## Request
Check each statement against the passage on upcoming exhibitions and a trip to the Women's March on Washington, answering yes or no and quoting the deciding words: 1. The writer will ride a bus to DC. 2. The hotel room near the Metro station in Alexandria is booked for Saturday night. 3. The Tapestry Weavers South exhibition will be held at the Congregational United Church of Christ.

## Document section
>>>

There will be a local exhibition of six fiber artists at the Congregational United Church of Christ in Greensboro, NC in January and another Tapestry Weavers South exhibition at Yadkin Cultural Arts Center later this year.

I’m planning to go to the Women’s March on Washington on January 21 with a couple of friends. Quite a few women I know are taking buses to DC. We jumped on reserving a hotel room near the Metro station in Alexandria right away for Saturday night before the rooms sold out and the prices jacked up, and will stay in a cheap hotel about an hour away on Friday night. Now I am shaking in my shoes with anxiety about the whole thing. I don’t even like to go to the movies or concerts because I hate crowds. What the hell was I thinking? But I’m going to go because I think it is important. One of my friends will drive and I’ll take my Dramamine and Xanax for the journey.

Winter/Spring is my busy time at work, so I’m not planning anything then except maybe a trip to Lake Waccamaw around Easter.

<<<

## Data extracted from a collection
>>>

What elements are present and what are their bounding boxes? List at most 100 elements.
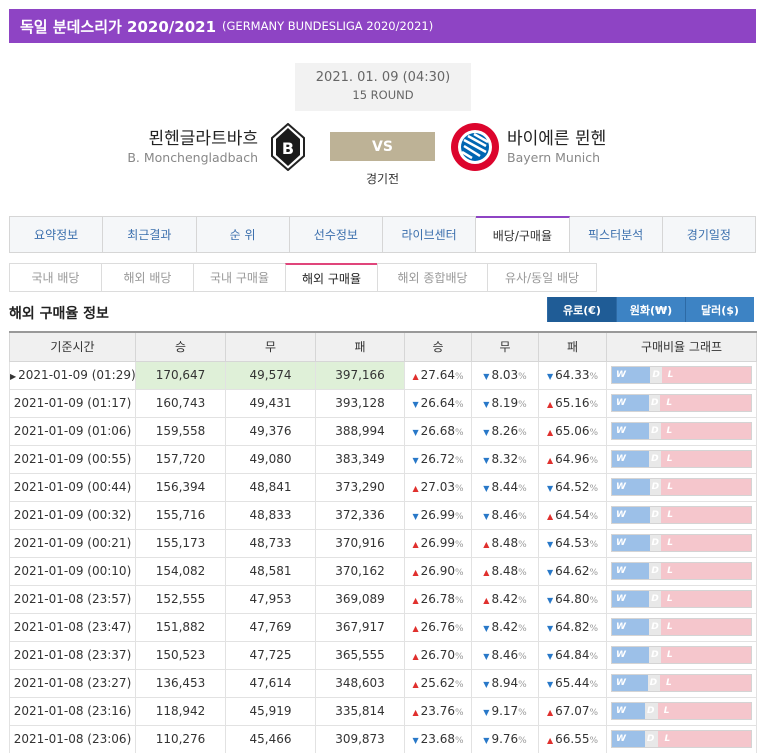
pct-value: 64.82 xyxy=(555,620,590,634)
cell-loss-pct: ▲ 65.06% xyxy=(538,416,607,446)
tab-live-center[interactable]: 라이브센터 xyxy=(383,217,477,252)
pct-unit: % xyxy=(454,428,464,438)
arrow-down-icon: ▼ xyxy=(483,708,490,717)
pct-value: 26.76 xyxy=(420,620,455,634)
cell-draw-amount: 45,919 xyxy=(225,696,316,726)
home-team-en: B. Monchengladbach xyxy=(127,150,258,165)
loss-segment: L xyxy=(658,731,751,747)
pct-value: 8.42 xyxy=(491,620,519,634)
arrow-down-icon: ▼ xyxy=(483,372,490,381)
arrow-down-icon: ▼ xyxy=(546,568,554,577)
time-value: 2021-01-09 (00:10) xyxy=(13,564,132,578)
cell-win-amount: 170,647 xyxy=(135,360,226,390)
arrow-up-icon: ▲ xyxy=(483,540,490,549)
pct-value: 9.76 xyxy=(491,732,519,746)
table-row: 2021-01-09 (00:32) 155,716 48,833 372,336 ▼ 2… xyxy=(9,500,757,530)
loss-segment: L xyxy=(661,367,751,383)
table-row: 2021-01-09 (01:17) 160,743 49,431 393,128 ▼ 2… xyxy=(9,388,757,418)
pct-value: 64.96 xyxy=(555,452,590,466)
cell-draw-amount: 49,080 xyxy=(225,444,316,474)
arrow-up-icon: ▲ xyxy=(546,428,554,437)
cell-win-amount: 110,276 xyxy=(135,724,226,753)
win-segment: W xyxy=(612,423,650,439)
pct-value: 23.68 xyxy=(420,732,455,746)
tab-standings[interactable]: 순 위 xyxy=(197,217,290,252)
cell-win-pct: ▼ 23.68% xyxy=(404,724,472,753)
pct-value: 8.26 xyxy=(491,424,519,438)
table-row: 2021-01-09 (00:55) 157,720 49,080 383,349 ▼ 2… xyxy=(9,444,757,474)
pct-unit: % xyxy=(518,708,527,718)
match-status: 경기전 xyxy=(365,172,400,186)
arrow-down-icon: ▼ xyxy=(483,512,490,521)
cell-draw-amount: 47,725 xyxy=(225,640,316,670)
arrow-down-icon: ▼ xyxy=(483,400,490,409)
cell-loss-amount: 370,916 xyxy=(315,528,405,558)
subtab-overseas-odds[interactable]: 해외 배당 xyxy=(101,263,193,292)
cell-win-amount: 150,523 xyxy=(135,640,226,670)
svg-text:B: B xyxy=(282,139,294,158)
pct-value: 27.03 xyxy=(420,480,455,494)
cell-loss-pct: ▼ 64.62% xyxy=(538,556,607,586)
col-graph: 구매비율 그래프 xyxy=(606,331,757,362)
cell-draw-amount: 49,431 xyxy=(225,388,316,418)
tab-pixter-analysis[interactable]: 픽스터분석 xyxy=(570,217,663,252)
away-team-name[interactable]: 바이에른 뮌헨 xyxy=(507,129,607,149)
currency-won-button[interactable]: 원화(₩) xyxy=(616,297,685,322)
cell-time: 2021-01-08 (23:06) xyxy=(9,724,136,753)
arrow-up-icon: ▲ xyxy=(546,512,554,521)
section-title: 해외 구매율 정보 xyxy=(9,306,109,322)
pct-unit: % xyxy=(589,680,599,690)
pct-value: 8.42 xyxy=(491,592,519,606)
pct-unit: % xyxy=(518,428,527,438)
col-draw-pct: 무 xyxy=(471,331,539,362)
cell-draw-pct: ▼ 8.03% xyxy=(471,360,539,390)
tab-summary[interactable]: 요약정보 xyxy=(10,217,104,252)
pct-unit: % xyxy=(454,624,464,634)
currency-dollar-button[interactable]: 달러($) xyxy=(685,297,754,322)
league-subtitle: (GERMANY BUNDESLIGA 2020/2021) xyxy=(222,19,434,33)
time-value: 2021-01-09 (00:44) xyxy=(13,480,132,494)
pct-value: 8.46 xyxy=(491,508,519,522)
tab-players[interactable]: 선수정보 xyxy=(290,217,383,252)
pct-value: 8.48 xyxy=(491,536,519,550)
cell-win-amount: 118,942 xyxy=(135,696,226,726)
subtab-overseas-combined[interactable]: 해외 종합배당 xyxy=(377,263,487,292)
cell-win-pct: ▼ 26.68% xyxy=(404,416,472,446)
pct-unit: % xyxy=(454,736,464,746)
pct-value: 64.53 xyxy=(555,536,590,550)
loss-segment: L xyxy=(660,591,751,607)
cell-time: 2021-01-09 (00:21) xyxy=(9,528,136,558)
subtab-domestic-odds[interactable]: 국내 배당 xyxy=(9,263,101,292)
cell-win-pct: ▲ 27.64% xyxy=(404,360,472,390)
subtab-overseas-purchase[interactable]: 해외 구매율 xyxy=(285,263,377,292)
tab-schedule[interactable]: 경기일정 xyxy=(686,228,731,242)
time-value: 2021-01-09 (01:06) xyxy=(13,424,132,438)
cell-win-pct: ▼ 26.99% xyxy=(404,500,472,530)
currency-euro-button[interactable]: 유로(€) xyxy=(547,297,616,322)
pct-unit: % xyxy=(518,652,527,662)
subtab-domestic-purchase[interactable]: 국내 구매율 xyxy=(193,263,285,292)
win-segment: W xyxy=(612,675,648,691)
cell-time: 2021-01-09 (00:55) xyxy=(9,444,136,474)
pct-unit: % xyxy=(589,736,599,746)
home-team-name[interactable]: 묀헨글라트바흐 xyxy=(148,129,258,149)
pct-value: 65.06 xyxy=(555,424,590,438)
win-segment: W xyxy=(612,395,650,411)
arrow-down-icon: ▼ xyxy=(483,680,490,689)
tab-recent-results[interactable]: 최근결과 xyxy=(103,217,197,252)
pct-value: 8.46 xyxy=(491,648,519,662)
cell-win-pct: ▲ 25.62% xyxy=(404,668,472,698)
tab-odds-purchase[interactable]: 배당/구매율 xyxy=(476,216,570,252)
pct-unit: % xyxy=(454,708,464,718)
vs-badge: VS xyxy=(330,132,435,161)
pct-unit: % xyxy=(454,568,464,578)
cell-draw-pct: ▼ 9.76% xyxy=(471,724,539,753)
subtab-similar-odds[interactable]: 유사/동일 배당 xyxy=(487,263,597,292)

<<<

## Exercise output
1. No: "One of my friends will drive"
2. Yes: "reserving a hotel room near the Metro station in Alexandria right away for Saturday night"
3. No: "another Tapestry Weavers South exhibition at Yadkin Cultural Arts Center later this year"